## TASK DIRECTIONS
Reproduce every record below exactly as written, leaving out any pictures.

## MATERIAL SUPPLIED
========================================
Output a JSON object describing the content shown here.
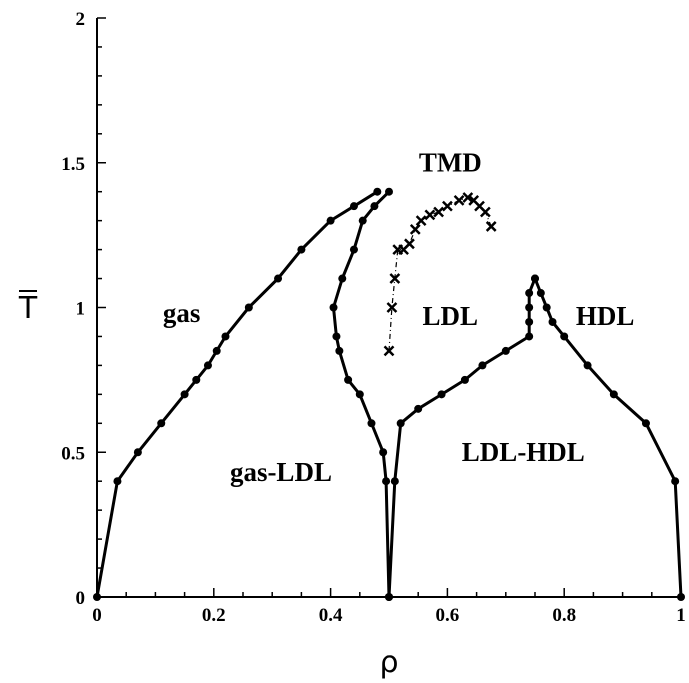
{
  "chart_data": {
    "type": "line",
    "xlabel": "ρ",
    "ylabel": "T",
    "ylabel_overline": true,
    "xlim": [
      0,
      1
    ],
    "ylim": [
      0,
      2
    ],
    "x_ticks": [
      {
        "value": 0,
        "label": "0"
      },
      {
        "value": 0.2,
        "label": "0.2"
      },
      {
        "value": 0.4,
        "label": "0.4"
      },
      {
        "value": 0.6,
        "label": "0.6"
      },
      {
        "value": 0.8,
        "label": "0.8"
      },
      {
        "value": 1,
        "label": "1"
      }
    ],
    "y_ticks": [
      {
        "value": 0,
        "label": "0"
      },
      {
        "value": 0.5,
        "label": "0.5"
      },
      {
        "value": 1,
        "label": "1"
      },
      {
        "value": 1.5,
        "label": "1.5"
      },
      {
        "value": 2,
        "label": "2"
      }
    ],
    "grid": false,
    "series": [
      {
        "marker": "circle",
        "style": "solid",
        "points": [
          [
            0,
            0
          ],
          [
            0.035,
            0.4
          ],
          [
            0.07,
            0.5
          ],
          [
            0.11,
            0.6
          ],
          [
            0.15,
            0.7
          ],
          [
            0.17,
            0.75
          ],
          [
            0.19,
            0.8
          ],
          [
            0.205,
            0.85
          ],
          [
            0.22,
            0.9
          ],
          [
            0.26,
            1.0
          ],
          [
            0.31,
            1.1
          ],
          [
            0.35,
            1.2
          ],
          [
            0.4,
            1.3
          ],
          [
            0.44,
            1.35
          ],
          [
            0.48,
            1.4
          ]
        ]
      },
      {
        "marker": "circle",
        "style": "solid",
        "points": [
          [
            0.5,
            1.4
          ],
          [
            0.475,
            1.35
          ],
          [
            0.455,
            1.3
          ],
          [
            0.44,
            1.2
          ],
          [
            0.42,
            1.1
          ],
          [
            0.405,
            1.0
          ],
          [
            0.41,
            0.9
          ],
          [
            0.415,
            0.85
          ],
          [
            0.43,
            0.75
          ],
          [
            0.45,
            0.7
          ],
          [
            0.47,
            0.6
          ],
          [
            0.49,
            0.5
          ],
          [
            0.495,
            0.4
          ],
          [
            0.5,
            0
          ]
        ]
      },
      {
        "marker": "circle",
        "style": "solid",
        "points": [
          [
            0.5,
            0
          ],
          [
            0.51,
            0.4
          ],
          [
            0.52,
            0.6
          ],
          [
            0.55,
            0.65
          ],
          [
            0.59,
            0.7
          ],
          [
            0.63,
            0.75
          ],
          [
            0.66,
            0.8
          ],
          [
            0.7,
            0.85
          ],
          [
            0.74,
            0.9
          ],
          [
            0.74,
            0.95
          ],
          [
            0.74,
            1.0
          ],
          [
            0.74,
            1.05
          ],
          [
            0.75,
            1.1
          ]
        ]
      },
      {
        "marker": "circle",
        "style": "solid",
        "points": [
          [
            0.75,
            1.1
          ],
          [
            0.76,
            1.05
          ],
          [
            0.77,
            1.0
          ],
          [
            0.78,
            0.95
          ],
          [
            0.8,
            0.9
          ],
          [
            0.84,
            0.8
          ],
          [
            0.885,
            0.7
          ],
          [
            0.94,
            0.6
          ],
          [
            0.99,
            0.4
          ],
          [
            1,
            0
          ]
        ]
      },
      {
        "marker": "x",
        "style": "dash-dot",
        "points": [
          [
            0.5,
            0.85
          ],
          [
            0.505,
            1.0
          ],
          [
            0.51,
            1.1
          ],
          [
            0.515,
            1.2
          ],
          [
            0.525,
            1.2
          ],
          [
            0.535,
            1.22
          ],
          [
            0.545,
            1.27
          ],
          [
            0.555,
            1.3
          ],
          [
            0.57,
            1.32
          ],
          [
            0.585,
            1.33
          ],
          [
            0.6,
            1.35
          ],
          [
            0.62,
            1.37
          ],
          [
            0.635,
            1.38
          ],
          [
            0.645,
            1.37
          ],
          [
            0.655,
            1.35
          ],
          [
            0.665,
            1.33
          ],
          [
            0.675,
            1.28
          ]
        ]
      }
    ],
    "annotations": [
      {
        "text": "gas",
        "x": 0.145,
        "y": 0.95
      },
      {
        "text": "gas-LDL",
        "x": 0.315,
        "y": 0.4
      },
      {
        "text": "TMD",
        "x": 0.605,
        "y": 1.47
      },
      {
        "text": "LDL",
        "x": 0.605,
        "y": 0.94
      },
      {
        "text": "HDL",
        "x": 0.87,
        "y": 0.94
      },
      {
        "text": "LDL-HDL",
        "x": 0.73,
        "y": 0.47
      }
    ]
  }
}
========================================
## THE RESULT
Output a JSON object describing the content shown here.
{
  "chart_data": {
    "type": "line",
    "xlabel": "ρ",
    "ylabel": "T",
    "ylabel_overline": true,
    "xlim": [
      0,
      1
    ],
    "ylim": [
      0,
      2
    ],
    "x_ticks": [
      {
        "value": 0,
        "label": "0"
      },
      {
        "value": 0.2,
        "label": "0.2"
      },
      {
        "value": 0.4,
        "label": "0.4"
      },
      {
        "value": 0.6,
        "label": "0.6"
      },
      {
        "value": 0.8,
        "label": "0.8"
      },
      {
        "value": 1,
        "label": "1"
      }
    ],
    "y_ticks": [
      {
        "value": 0,
        "label": "0"
      },
      {
        "value": 0.5,
        "label": "0.5"
      },
      {
        "value": 1,
        "label": "1"
      },
      {
        "value": 1.5,
        "label": "1.5"
      },
      {
        "value": 2,
        "label": "2"
      }
    ],
    "grid": false,
    "series": [
      {
        "marker": "circle",
        "style": "solid",
        "points": [
          [
            0,
            0
          ],
          [
            0.035,
            0.4
          ],
          [
            0.07,
            0.5
          ],
          [
            0.11,
            0.6
          ],
          [
            0.15,
            0.7
          ],
          [
            0.17,
            0.75
          ],
          [
            0.19,
            0.8
          ],
          [
            0.205,
            0.85
          ],
          [
            0.22,
            0.9
          ],
          [
            0.26,
            1.0
          ],
          [
            0.31,
            1.1
          ],
          [
            0.35,
            1.2
          ],
          [
            0.4,
            1.3
          ],
          [
            0.44,
            1.35
          ],
          [
            0.48,
            1.4
          ]
        ]
      },
      {
        "marker": "circle",
        "style": "solid",
        "points": [
          [
            0.5,
            1.4
          ],
          [
            0.475,
            1.35
          ],
          [
            0.455,
            1.3
          ],
          [
            0.44,
            1.2
          ],
          [
            0.42,
            1.1
          ],
          [
            0.405,
            1.0
          ],
          [
            0.41,
            0.9
          ],
          [
            0.415,
            0.85
          ],
          [
            0.43,
            0.75
          ],
          [
            0.45,
            0.7
          ],
          [
            0.47,
            0.6
          ],
          [
            0.49,
            0.5
          ],
          [
            0.495,
            0.4
          ],
          [
            0.5,
            0
          ]
        ]
      },
      {
        "marker": "circle",
        "style": "solid",
        "points": [
          [
            0.5,
            0
          ],
          [
            0.51,
            0.4
          ],
          [
            0.52,
            0.6
          ],
          [
            0.55,
            0.65
          ],
          [
            0.59,
            0.7
          ],
          [
            0.63,
            0.75
          ],
          [
            0.66,
            0.8
          ],
          [
            0.7,
            0.85
          ],
          [
            0.74,
            0.9
          ],
          [
            0.74,
            0.95
          ],
          [
            0.74,
            1.0
          ],
          [
            0.74,
            1.05
          ],
          [
            0.75,
            1.1
          ]
        ]
      },
      {
        "marker": "circle",
        "style": "solid",
        "points": [
          [
            0.75,
            1.1
          ],
          [
            0.76,
            1.05
          ],
          [
            0.77,
            1.0
          ],
          [
            0.78,
            0.95
          ],
          [
            0.8,
            0.9
          ],
          [
            0.84,
            0.8
          ],
          [
            0.885,
            0.7
          ],
          [
            0.94,
            0.6
          ],
          [
            0.99,
            0.4
          ],
          [
            1,
            0
          ]
        ]
      },
      {
        "marker": "x",
        "style": "dash-dot",
        "points": [
          [
            0.5,
            0.85
          ],
          [
            0.505,
            1.0
          ],
          [
            0.51,
            1.1
          ],
          [
            0.515,
            1.2
          ],
          [
            0.525,
            1.2
          ],
          [
            0.535,
            1.22
          ],
          [
            0.545,
            1.27
          ],
          [
            0.555,
            1.3
          ],
          [
            0.57,
            1.32
          ],
          [
            0.585,
            1.33
          ],
          [
            0.6,
            1.35
          ],
          [
            0.62,
            1.37
          ],
          [
            0.635,
            1.38
          ],
          [
            0.645,
            1.37
          ],
          [
            0.655,
            1.35
          ],
          [
            0.665,
            1.33
          ],
          [
            0.675,
            1.28
          ]
        ]
      }
    ],
    "annotations": [
      {
        "text": "gas",
        "x": 0.145,
        "y": 0.95
      },
      {
        "text": "gas-LDL",
        "x": 0.315,
        "y": 0.4
      },
      {
        "text": "TMD",
        "x": 0.605,
        "y": 1.47
      },
      {
        "text": "LDL",
        "x": 0.605,
        "y": 0.94
      },
      {
        "text": "HDL",
        "x": 0.87,
        "y": 0.94
      },
      {
        "text": "LDL-HDL",
        "x": 0.73,
        "y": 0.47
      }
    ]
  }
}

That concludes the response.